Records shown:
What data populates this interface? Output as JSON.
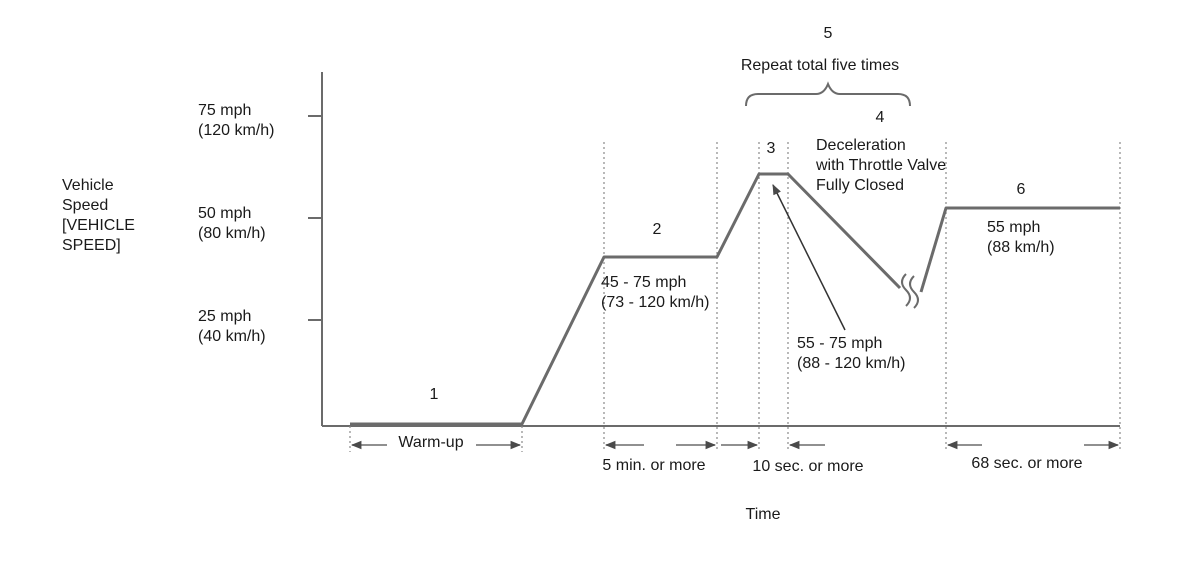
{
  "diagram": {
    "y_axis": {
      "label_lines": [
        "Vehicle",
        "Speed",
        "[VEHICLE",
        "SPEED]"
      ],
      "ticks": [
        {
          "mph": "75 mph",
          "kmh": "(120 km/h)"
        },
        {
          "mph": "50 mph",
          "kmh": "(80 km/h)"
        },
        {
          "mph": "25 mph",
          "kmh": "(40 km/h)"
        }
      ]
    },
    "x_axis_label": "Time",
    "header": {
      "number": "5",
      "text": "Repeat total five times"
    },
    "steps": [
      {
        "number": "1",
        "duration": "Warm-up"
      },
      {
        "number": "2",
        "speed_lines": [
          "45 - 75 mph",
          "(73 - 120 km/h)"
        ],
        "duration": "5 min. or more"
      },
      {
        "number": "3",
        "speed_lines": [
          "55 - 75 mph",
          "(88 - 120 km/h)"
        ],
        "duration": "10 sec. or more"
      },
      {
        "number": "4",
        "text_lines": [
          "Deceleration",
          "with Throttle Valve",
          "Fully Closed"
        ]
      },
      {
        "number": "6",
        "speed_lines": [
          "55 mph",
          "(88 km/h)"
        ],
        "duration": "68 sec. or more"
      }
    ]
  }
}
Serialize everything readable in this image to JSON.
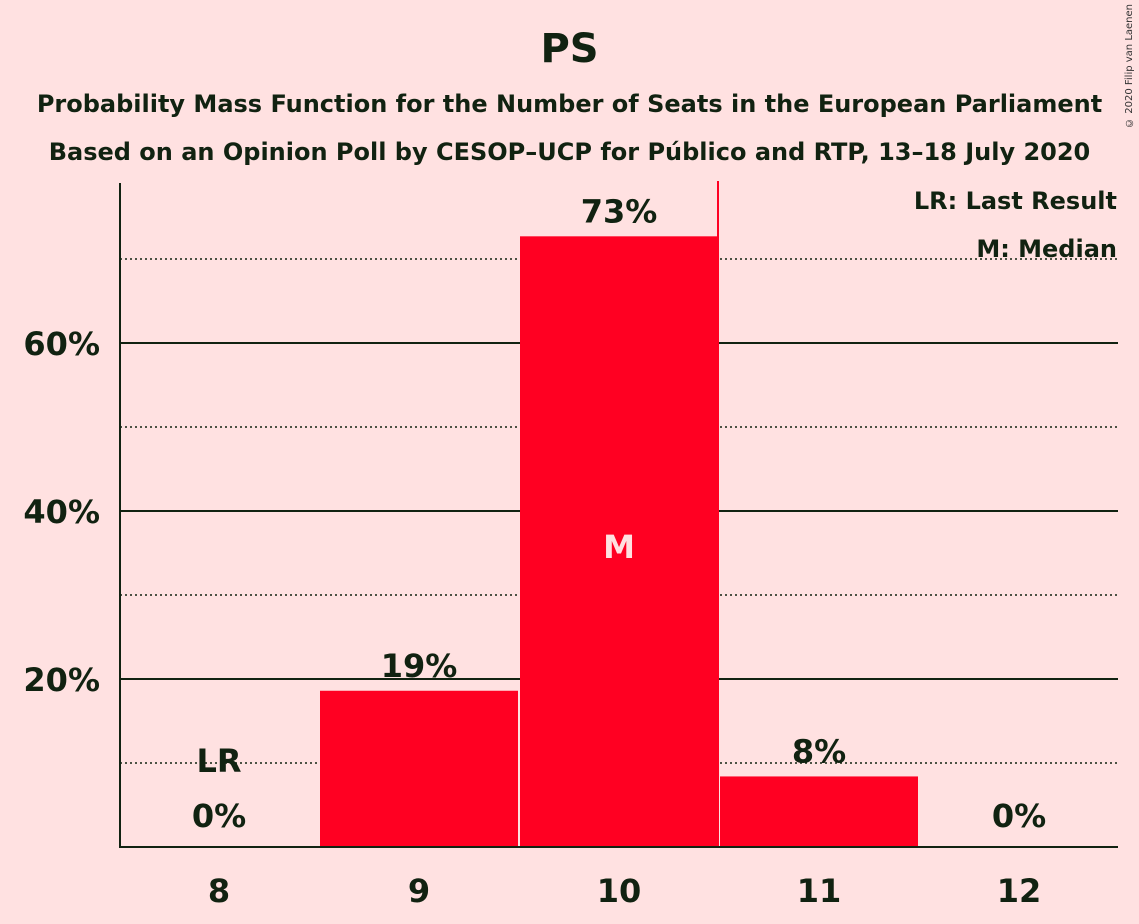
{
  "copyright": "© 2020 Filip van Laenen",
  "chart_data": {
    "type": "bar",
    "title": "PS",
    "subtitle_lines": [
      "Probability Mass Function for the Number of Seats in the European Parliament",
      "Based on an Opinion Poll by CESOP–UCP for Público and RTP, 13–18 July 2020"
    ],
    "categories": [
      "8",
      "9",
      "10",
      "11",
      "12"
    ],
    "values": [
      0,
      18.6,
      72.7,
      8.4,
      0
    ],
    "value_labels": [
      "0%",
      "19%",
      "73%",
      "8%",
      "0%"
    ],
    "ylim": [
      0,
      79
    ],
    "yticks": [
      20,
      40,
      60
    ],
    "ytick_labels": [
      "20%",
      "40%",
      "60%"
    ],
    "dotted_gridlines": [
      10,
      30,
      50,
      70
    ],
    "last_result": {
      "category": "8",
      "label": "LR"
    },
    "median": {
      "category": "10",
      "label": "M"
    },
    "legend": [
      "LR: Last Result",
      "M: Median"
    ],
    "bar_color": "#FF0022",
    "background": "#FFE1E1",
    "text_color": "#112211"
  }
}
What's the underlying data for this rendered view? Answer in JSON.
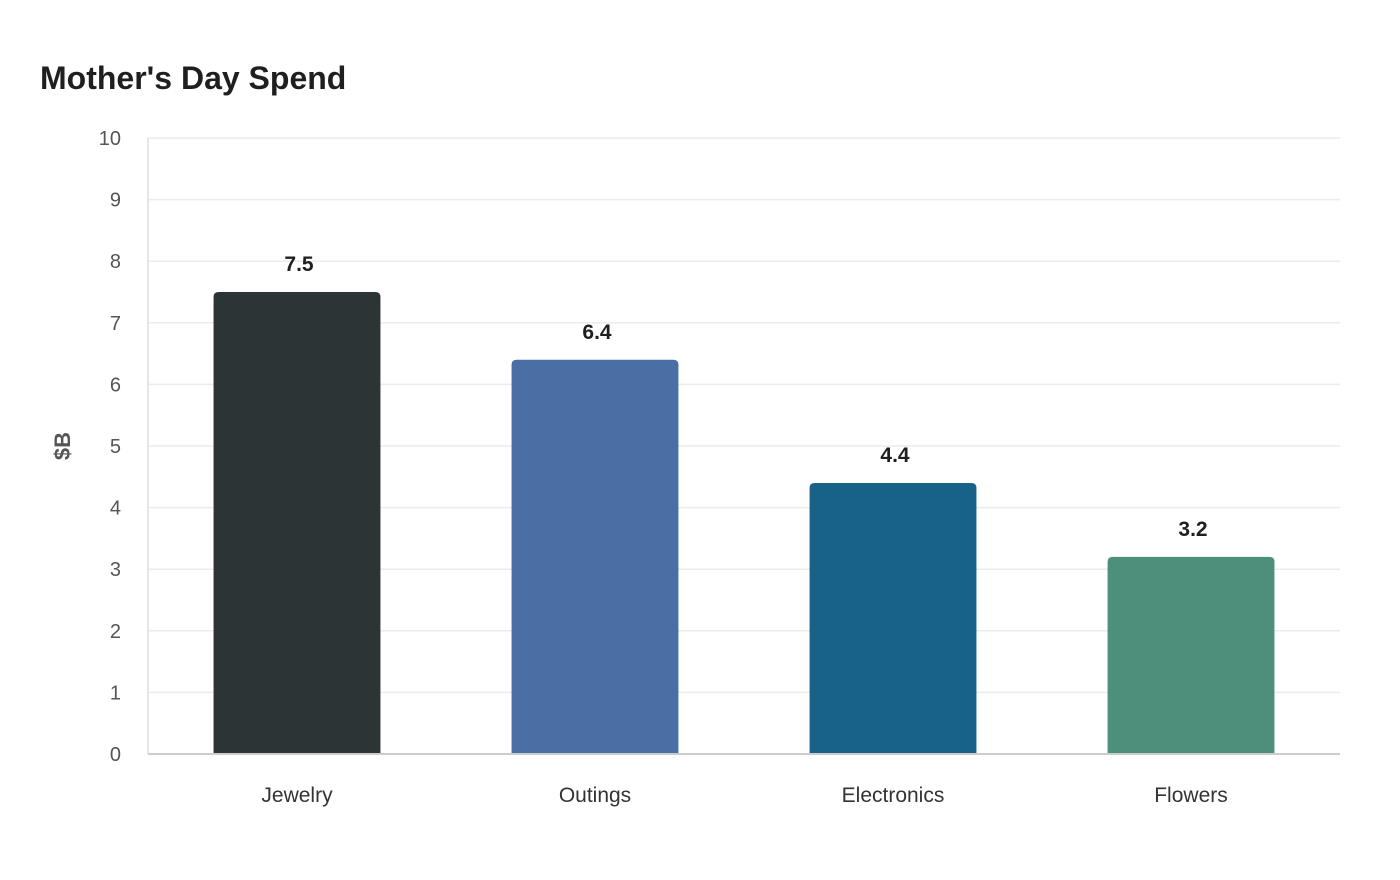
{
  "chart_data": {
    "type": "bar",
    "title": "Mother's Day Spend",
    "xlabel": "",
    "ylabel": "$B",
    "categories": [
      "Jewelry",
      "Outings",
      "Electronics",
      "Flowers"
    ],
    "values": [
      7.5,
      6.4,
      4.4,
      3.2
    ],
    "value_labels": [
      "7.5",
      "6.4",
      "4.4",
      "3.2"
    ],
    "colors": [
      "#2d3436",
      "#4a6fa5",
      "#186287",
      "#4e8f7b"
    ],
    "ylim": [
      0,
      10
    ],
    "yticks": [
      0,
      1,
      2,
      3,
      4,
      5,
      6,
      7,
      8,
      9,
      10
    ],
    "grid": true,
    "legend": "none"
  }
}
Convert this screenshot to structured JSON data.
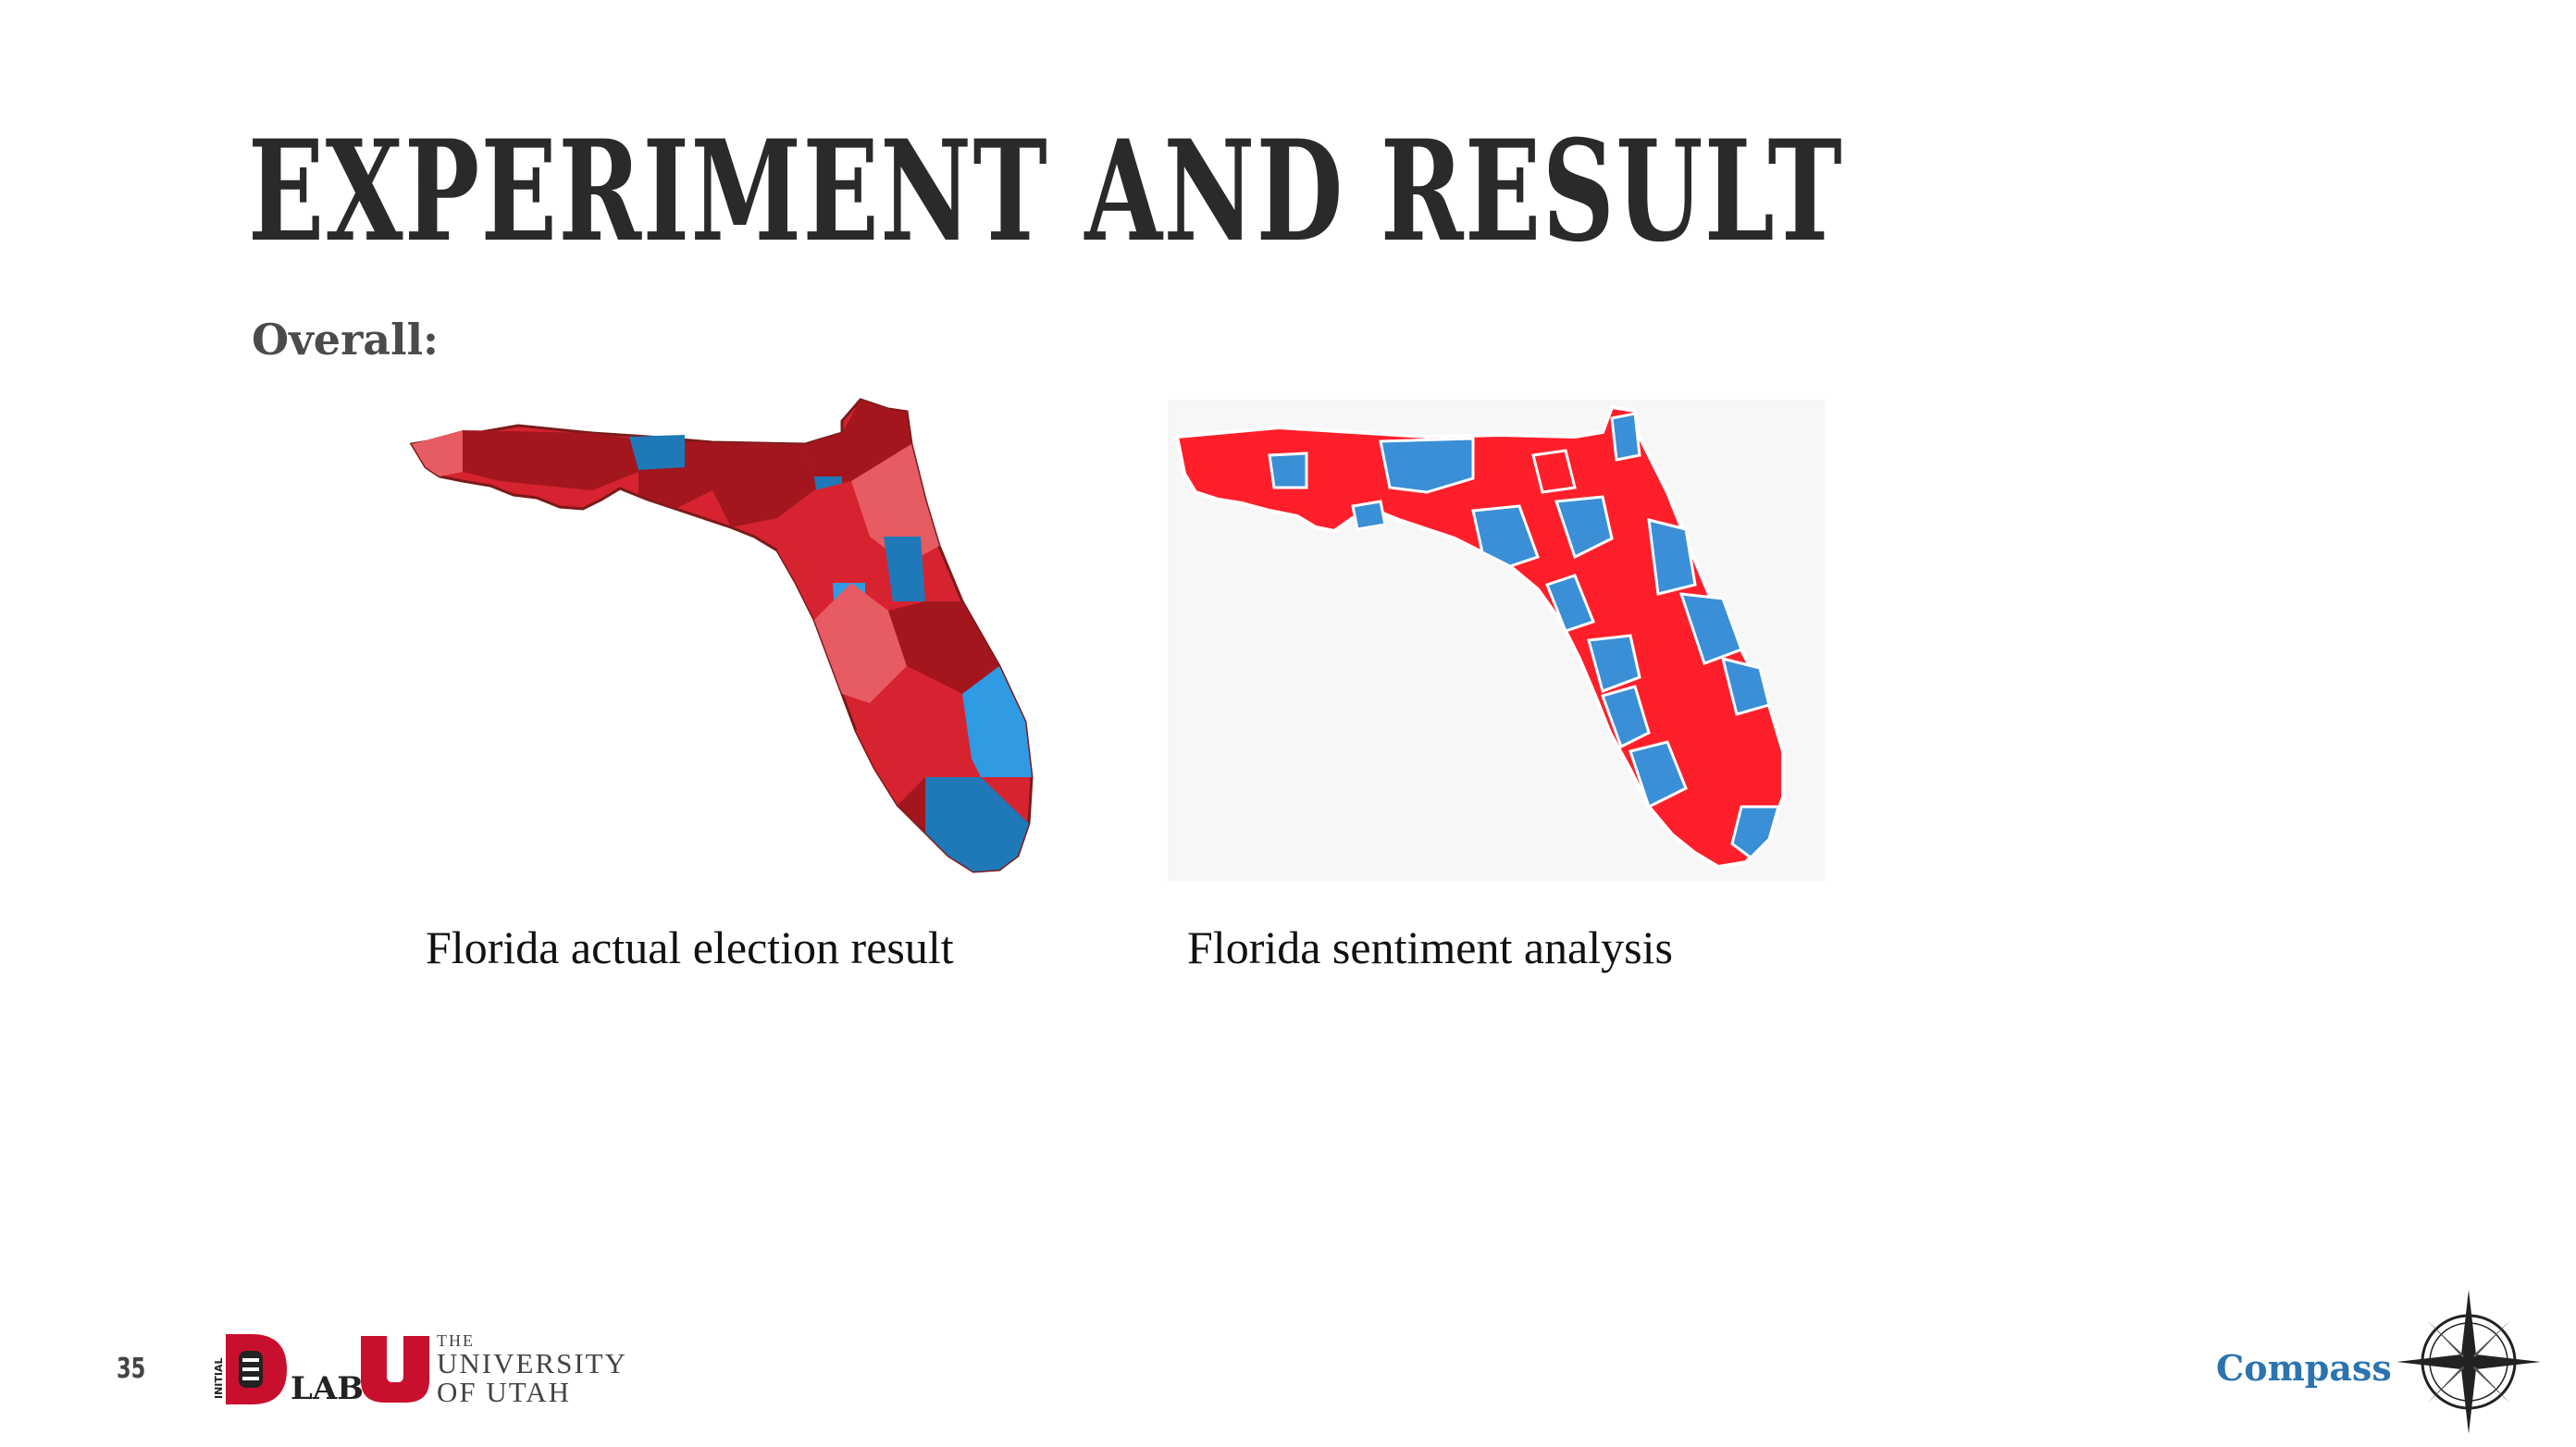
{
  "slide": {
    "title": "EXPERIMENT AND RESULT",
    "subtitle": "Overall:",
    "page_number": "35"
  },
  "maps": [
    {
      "caption": "Florida actual election result",
      "colors": {
        "dark_red": "#a3161e",
        "red": "#d7232f",
        "light_red": "#e75b63",
        "blue": "#1f78b8",
        "light_blue": "#2e9be3"
      }
    },
    {
      "caption": "Florida sentiment analysis",
      "colors": {
        "red": "#ff1f2b",
        "blue": "#3a8fd6",
        "background": "#f7f7f7"
      }
    }
  ],
  "footer": {
    "logo_text": "LAB",
    "logo_vertical_text": "INITIAL",
    "university": {
      "the": "THE",
      "line1": "UNIVERSITY",
      "line2": "OF UTAH"
    },
    "brand": "Compass",
    "brand_color": "#2b74b0"
  }
}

Exercise:
Make an exact copy of the whole listing, but don't bring over any pictures.

Full answer:
What data populates this interface? Output as JSON.
{
  "diagram": {
    "y_axis": {
      "label_lines": [
        "Vehicle",
        "Speed",
        "[VEHICLE",
        "SPEED]"
      ],
      "ticks": [
        {
          "mph": "75 mph",
          "kmh": "(120 km/h)"
        },
        {
          "mph": "50 mph",
          "kmh": "(80 km/h)"
        },
        {
          "mph": "25 mph",
          "kmh": "(40 km/h)"
        }
      ]
    },
    "x_axis_label": "Time",
    "header": {
      "number": "5",
      "text": "Repeat total five times"
    },
    "steps": [
      {
        "number": "1",
        "duration": "Warm-up"
      },
      {
        "number": "2",
        "speed_lines": [
          "45 - 75 mph",
          "(73 - 120 km/h)"
        ],
        "duration": "5 min. or more"
      },
      {
        "number": "3",
        "speed_lines": [
          "55 - 75 mph",
          "(88 - 120 km/h)"
        ],
        "duration": "10 sec. or more"
      },
      {
        "number": "4",
        "text_lines": [
          "Deceleration",
          "with Throttle Valve",
          "Fully Closed"
        ]
      },
      {
        "number": "6",
        "speed_lines": [
          "55 mph",
          "(88 km/h)"
        ],
        "duration": "68 sec. or more"
      }
    ]
  }
}
Serialize everything readable in this image to JSON.
{
  "copyright": "© 2020 Filip van Laenen",
  "chart_data": {
    "type": "bar",
    "title": "PS",
    "subtitle_lines": [
      "Probability Mass Function for the Number of Seats in the European Parliament",
      "Based on an Opinion Poll by CESOP–UCP for Público and RTP, 13–18 July 2020"
    ],
    "categories": [
      "8",
      "9",
      "10",
      "11",
      "12"
    ],
    "values": [
      0,
      18.6,
      72.7,
      8.4,
      0
    ],
    "value_labels": [
      "0%",
      "19%",
      "73%",
      "8%",
      "0%"
    ],
    "ylim": [
      0,
      79
    ],
    "yticks": [
      20,
      40,
      60
    ],
    "ytick_labels": [
      "20%",
      "40%",
      "60%"
    ],
    "dotted_gridlines": [
      10,
      30,
      50,
      70
    ],
    "last_result": {
      "category": "8",
      "label": "LR"
    },
    "median": {
      "category": "10",
      "label": "M"
    },
    "legend": [
      "LR: Last Result",
      "M: Median"
    ],
    "bar_color": "#FF0022",
    "background": "#FFE1E1",
    "text_color": "#112211"
  }
}
What's the underlying data for this rendered view? Answer in JSON.
{
  "chart_data": {
    "type": "bar",
    "title": "Mother's Day Spend",
    "xlabel": "",
    "ylabel": "$B",
    "categories": [
      "Jewelry",
      "Outings",
      "Electronics",
      "Flowers"
    ],
    "values": [
      7.5,
      6.4,
      4.4,
      3.2
    ],
    "value_labels": [
      "7.5",
      "6.4",
      "4.4",
      "3.2"
    ],
    "colors": [
      "#2d3436",
      "#4a6fa5",
      "#186287",
      "#4e8f7b"
    ],
    "ylim": [
      0,
      10
    ],
    "yticks": [
      0,
      1,
      2,
      3,
      4,
      5,
      6,
      7,
      8,
      9,
      10
    ],
    "grid": true,
    "legend": "none"
  }
}
Convert this screenshot to structured JSON data.
{
  "slide": {
    "title": "EXPERIMENT AND RESULT",
    "subtitle": "Overall:",
    "page_number": "35"
  },
  "maps": [
    {
      "caption": "Florida actual election result",
      "colors": {
        "dark_red": "#a3161e",
        "red": "#d7232f",
        "light_red": "#e75b63",
        "blue": "#1f78b8",
        "light_blue": "#2e9be3"
      }
    },
    {
      "caption": "Florida sentiment analysis",
      "colors": {
        "red": "#ff1f2b",
        "blue": "#3a8fd6",
        "background": "#f7f7f7"
      }
    }
  ],
  "footer": {
    "logo_text": "LAB",
    "logo_vertical_text": "INITIAL",
    "university": {
      "the": "THE",
      "line1": "UNIVERSITY",
      "line2": "OF UTAH"
    },
    "brand": "Compass",
    "brand_color": "#2b74b0"
  }
}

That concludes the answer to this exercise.